Task to complete>
Please write out the material below exactly as given.

Input records>
....
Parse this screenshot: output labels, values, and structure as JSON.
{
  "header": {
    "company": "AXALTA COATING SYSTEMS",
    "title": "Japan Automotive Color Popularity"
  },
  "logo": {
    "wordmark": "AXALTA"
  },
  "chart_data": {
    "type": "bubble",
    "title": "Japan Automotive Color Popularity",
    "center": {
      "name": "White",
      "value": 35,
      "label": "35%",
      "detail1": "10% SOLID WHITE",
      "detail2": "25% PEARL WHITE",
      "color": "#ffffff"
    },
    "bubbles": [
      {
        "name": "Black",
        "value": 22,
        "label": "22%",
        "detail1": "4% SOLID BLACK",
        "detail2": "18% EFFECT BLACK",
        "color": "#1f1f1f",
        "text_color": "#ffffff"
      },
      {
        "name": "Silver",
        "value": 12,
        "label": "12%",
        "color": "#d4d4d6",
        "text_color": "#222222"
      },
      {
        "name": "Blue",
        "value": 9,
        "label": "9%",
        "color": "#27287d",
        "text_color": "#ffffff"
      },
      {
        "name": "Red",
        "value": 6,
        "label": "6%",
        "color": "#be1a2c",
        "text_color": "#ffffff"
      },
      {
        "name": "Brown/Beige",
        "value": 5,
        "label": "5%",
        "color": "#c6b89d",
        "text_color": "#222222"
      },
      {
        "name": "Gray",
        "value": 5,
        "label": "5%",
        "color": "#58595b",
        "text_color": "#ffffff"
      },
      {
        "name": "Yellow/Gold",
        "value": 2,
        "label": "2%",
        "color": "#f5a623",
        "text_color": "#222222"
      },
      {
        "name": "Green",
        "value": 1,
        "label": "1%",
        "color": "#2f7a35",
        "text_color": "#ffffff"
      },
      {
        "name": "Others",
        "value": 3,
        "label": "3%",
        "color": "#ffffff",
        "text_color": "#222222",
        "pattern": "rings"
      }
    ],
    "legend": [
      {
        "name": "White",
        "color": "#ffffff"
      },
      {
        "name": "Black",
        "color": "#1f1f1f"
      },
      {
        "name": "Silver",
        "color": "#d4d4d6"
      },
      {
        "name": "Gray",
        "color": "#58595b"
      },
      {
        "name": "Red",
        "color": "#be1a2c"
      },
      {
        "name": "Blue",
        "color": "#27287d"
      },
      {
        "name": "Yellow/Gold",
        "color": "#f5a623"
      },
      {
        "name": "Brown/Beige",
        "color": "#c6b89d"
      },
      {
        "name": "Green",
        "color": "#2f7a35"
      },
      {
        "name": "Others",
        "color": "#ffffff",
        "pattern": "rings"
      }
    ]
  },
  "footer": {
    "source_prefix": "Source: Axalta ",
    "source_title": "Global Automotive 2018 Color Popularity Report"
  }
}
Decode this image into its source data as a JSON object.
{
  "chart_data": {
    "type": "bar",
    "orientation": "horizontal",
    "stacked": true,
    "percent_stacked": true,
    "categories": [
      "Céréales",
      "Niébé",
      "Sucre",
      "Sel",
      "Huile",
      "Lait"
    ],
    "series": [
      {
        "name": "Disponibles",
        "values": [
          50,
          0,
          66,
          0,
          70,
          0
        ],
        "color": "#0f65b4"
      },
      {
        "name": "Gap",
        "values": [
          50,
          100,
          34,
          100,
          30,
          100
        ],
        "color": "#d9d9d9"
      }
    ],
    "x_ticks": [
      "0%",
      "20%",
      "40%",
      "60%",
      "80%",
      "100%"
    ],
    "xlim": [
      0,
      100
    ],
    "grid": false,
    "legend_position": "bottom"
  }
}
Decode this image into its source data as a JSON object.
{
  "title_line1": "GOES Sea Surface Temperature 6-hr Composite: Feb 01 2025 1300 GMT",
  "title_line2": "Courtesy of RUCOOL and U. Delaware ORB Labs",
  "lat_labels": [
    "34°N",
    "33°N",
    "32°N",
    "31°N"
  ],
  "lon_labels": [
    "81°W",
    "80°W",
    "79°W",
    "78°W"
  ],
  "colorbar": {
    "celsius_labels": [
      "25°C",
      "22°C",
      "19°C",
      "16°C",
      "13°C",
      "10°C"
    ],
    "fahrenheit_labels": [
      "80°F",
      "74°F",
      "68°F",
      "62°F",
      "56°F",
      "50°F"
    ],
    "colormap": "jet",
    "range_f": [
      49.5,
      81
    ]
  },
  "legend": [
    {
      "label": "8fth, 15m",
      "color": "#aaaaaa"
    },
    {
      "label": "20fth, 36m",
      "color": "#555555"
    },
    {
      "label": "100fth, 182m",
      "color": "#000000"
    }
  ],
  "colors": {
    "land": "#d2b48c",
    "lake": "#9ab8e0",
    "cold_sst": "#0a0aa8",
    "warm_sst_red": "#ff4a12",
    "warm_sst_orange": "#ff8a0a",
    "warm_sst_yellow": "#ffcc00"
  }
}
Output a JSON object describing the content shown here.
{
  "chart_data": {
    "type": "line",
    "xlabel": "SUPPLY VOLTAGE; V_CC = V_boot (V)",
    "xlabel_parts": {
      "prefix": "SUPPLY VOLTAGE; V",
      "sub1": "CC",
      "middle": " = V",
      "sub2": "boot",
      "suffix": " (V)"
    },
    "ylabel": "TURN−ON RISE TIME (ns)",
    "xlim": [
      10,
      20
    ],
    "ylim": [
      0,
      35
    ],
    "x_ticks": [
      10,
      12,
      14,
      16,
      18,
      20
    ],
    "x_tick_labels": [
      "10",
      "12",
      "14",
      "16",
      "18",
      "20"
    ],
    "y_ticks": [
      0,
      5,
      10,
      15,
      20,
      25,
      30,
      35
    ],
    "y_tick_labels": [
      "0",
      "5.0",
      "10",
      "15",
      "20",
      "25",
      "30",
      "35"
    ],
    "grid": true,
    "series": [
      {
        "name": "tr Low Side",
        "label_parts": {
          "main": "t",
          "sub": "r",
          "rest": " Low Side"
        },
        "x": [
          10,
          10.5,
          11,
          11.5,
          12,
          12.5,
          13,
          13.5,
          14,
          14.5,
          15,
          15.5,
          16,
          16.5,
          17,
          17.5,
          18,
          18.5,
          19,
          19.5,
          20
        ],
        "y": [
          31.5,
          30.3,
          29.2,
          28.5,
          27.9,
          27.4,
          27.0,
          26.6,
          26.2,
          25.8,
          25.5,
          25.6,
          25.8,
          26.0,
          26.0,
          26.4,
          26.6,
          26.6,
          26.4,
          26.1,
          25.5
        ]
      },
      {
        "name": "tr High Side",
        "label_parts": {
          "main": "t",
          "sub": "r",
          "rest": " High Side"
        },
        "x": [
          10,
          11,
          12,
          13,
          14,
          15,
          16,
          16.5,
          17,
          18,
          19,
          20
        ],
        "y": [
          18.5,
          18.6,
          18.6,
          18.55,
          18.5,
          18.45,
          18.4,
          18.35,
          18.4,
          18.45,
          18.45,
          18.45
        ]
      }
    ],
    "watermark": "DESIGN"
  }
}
....
Solution to the problem>
Parse this screenshot: output labels, values, and structure as JSON.
{
  "header": {
    "company": "AXALTA COATING SYSTEMS",
    "title": "Japan Automotive Color Popularity"
  },
  "logo": {
    "wordmark": "AXALTA"
  },
  "chart_data": {
    "type": "bubble",
    "title": "Japan Automotive Color Popularity",
    "center": {
      "name": "White",
      "value": 35,
      "label": "35%",
      "detail1": "10% SOLID WHITE",
      "detail2": "25% PEARL WHITE",
      "color": "#ffffff"
    },
    "bubbles": [
      {
        "name": "Black",
        "value": 22,
        "label": "22%",
        "detail1": "4% SOLID BLACK",
        "detail2": "18% EFFECT BLACK",
        "color": "#1f1f1f",
        "text_color": "#ffffff"
      },
      {
        "name": "Silver",
        "value": 12,
        "label": "12%",
        "color": "#d4d4d6",
        "text_color": "#222222"
      },
      {
        "name": "Blue",
        "value": 9,
        "label": "9%",
        "color": "#27287d",
        "text_color": "#ffffff"
      },
      {
        "name": "Red",
        "value": 6,
        "label": "6%",
        "color": "#be1a2c",
        "text_color": "#ffffff"
      },
      {
        "name": "Brown/Beige",
        "value": 5,
        "label": "5%",
        "color": "#c6b89d",
        "text_color": "#222222"
      },
      {
        "name": "Gray",
        "value": 5,
        "label": "5%",
        "color": "#58595b",
        "text_color": "#ffffff"
      },
      {
        "name": "Yellow/Gold",
        "value": 2,
        "label": "2%",
        "color": "#f5a623",
        "text_color": "#222222"
      },
      {
        "name": "Green",
        "value": 1,
        "label": "1%",
        "color": "#2f7a35",
        "text_color": "#ffffff"
      },
      {
        "name": "Others",
        "value": 3,
        "label": "3%",
        "color": "#ffffff",
        "text_color": "#222222",
        "pattern": "rings"
      }
    ],
    "legend": [
      {
        "name": "White",
        "color": "#ffffff"
      },
      {
        "name": "Black",
        "color": "#1f1f1f"
      },
      {
        "name": "Silver",
        "color": "#d4d4d6"
      },
      {
        "name": "Gray",
        "color": "#58595b"
      },
      {
        "name": "Red",
        "color": "#be1a2c"
      },
      {
        "name": "Blue",
        "color": "#27287d"
      },
      {
        "name": "Yellow/Gold",
        "color": "#f5a623"
      },
      {
        "name": "Brown/Beige",
        "color": "#c6b89d"
      },
      {
        "name": "Green",
        "color": "#2f7a35"
      },
      {
        "name": "Others",
        "color": "#ffffff",
        "pattern": "rings"
      }
    ]
  },
  "footer": {
    "source_prefix": "Source: Axalta ",
    "source_title": "Global Automotive 2018 Color Popularity Report"
  }
}
Decode this image into its source data as a JSON object.
{
  "chart_data": {
    "type": "bar",
    "orientation": "horizontal",
    "stacked": true,
    "percent_stacked": true,
    "categories": [
      "Céréales",
      "Niébé",
      "Sucre",
      "Sel",
      "Huile",
      "Lait"
    ],
    "series": [
      {
        "name": "Disponibles",
        "values": [
          50,
          0,
          66,
          0,
          70,
          0
        ],
        "color": "#0f65b4"
      },
      {
        "name": "Gap",
        "values": [
          50,
          100,
          34,
          100,
          30,
          100
        ],
        "color": "#d9d9d9"
      }
    ],
    "x_ticks": [
      "0%",
      "20%",
      "40%",
      "60%",
      "80%",
      "100%"
    ],
    "xlim": [
      0,
      100
    ],
    "grid": false,
    "legend_position": "bottom"
  }
}
Decode this image into its source data as a JSON object.
{
  "title_line1": "GOES Sea Surface Temperature 6-hr Composite: Feb 01 2025 1300 GMT",
  "title_line2": "Courtesy of RUCOOL and U. Delaware ORB Labs",
  "lat_labels": [
    "34°N",
    "33°N",
    "32°N",
    "31°N"
  ],
  "lon_labels": [
    "81°W",
    "80°W",
    "79°W",
    "78°W"
  ],
  "colorbar": {
    "celsius_labels": [
      "25°C",
      "22°C",
      "19°C",
      "16°C",
      "13°C",
      "10°C"
    ],
    "fahrenheit_labels": [
      "80°F",
      "74°F",
      "68°F",
      "62°F",
      "56°F",
      "50°F"
    ],
    "colormap": "jet",
    "range_f": [
      49.5,
      81
    ]
  },
  "legend": [
    {
      "label": "8fth, 15m",
      "color": "#aaaaaa"
    },
    {
      "label": "20fth, 36m",
      "color": "#555555"
    },
    {
      "label": "100fth, 182m",
      "color": "#000000"
    }
  ],
  "colors": {
    "land": "#d2b48c",
    "lake": "#9ab8e0",
    "cold_sst": "#0a0aa8",
    "warm_sst_red": "#ff4a12",
    "warm_sst_orange": "#ff8a0a",
    "warm_sst_yellow": "#ffcc00"
  }
}
Output a JSON object describing the content shown here.
{
  "chart_data": {
    "type": "line",
    "xlabel": "SUPPLY VOLTAGE; V_CC = V_boot (V)",
    "xlabel_parts": {
      "prefix": "SUPPLY VOLTAGE; V",
      "sub1": "CC",
      "middle": " = V",
      "sub2": "boot",
      "suffix": " (V)"
    },
    "ylabel": "TURN−ON RISE TIME (ns)",
    "xlim": [
      10,
      20
    ],
    "ylim": [
      0,
      35
    ],
    "x_ticks": [
      10,
      12,
      14,
      16,
      18,
      20
    ],
    "x_tick_labels": [
      "10",
      "12",
      "14",
      "16",
      "18",
      "20"
    ],
    "y_ticks": [
      0,
      5,
      10,
      15,
      20,
      25,
      30,
      35
    ],
    "y_tick_labels": [
      "0",
      "5.0",
      "10",
      "15",
      "20",
      "25",
      "30",
      "35"
    ],
    "grid": true,
    "series": [
      {
        "name": "tr Low Side",
        "label_parts": {
          "main": "t",
          "sub": "r",
          "rest": " Low Side"
        },
        "x": [
          10,
          10.5,
          11,
          11.5,
          12,
          12.5,
          13,
          13.5,
          14,
          14.5,
          15,
          15.5,
          16,
          16.5,
          17,
          17.5,
          18,
          18.5,
          19,
          19.5,
          20
        ],
        "y": [
          31.5,
          30.3,
          29.2,
          28.5,
          27.9,
          27.4,
          27.0,
          26.6,
          26.2,
          25.8,
          25.5,
          25.6,
          25.8,
          26.0,
          26.0,
          26.4,
          26.6,
          26.6,
          26.4,
          26.1,
          25.5
        ]
      },
      {
        "name": "tr High Side",
        "label_parts": {
          "main": "t",
          "sub": "r",
          "rest": " High Side"
        },
        "x": [
          10,
          11,
          12,
          13,
          14,
          15,
          16,
          16.5,
          17,
          18,
          19,
          20
        ],
        "y": [
          18.5,
          18.6,
          18.6,
          18.55,
          18.5,
          18.45,
          18.4,
          18.35,
          18.4,
          18.45,
          18.45,
          18.45
        ]
      }
    ],
    "watermark": "DESIGN"
  }
}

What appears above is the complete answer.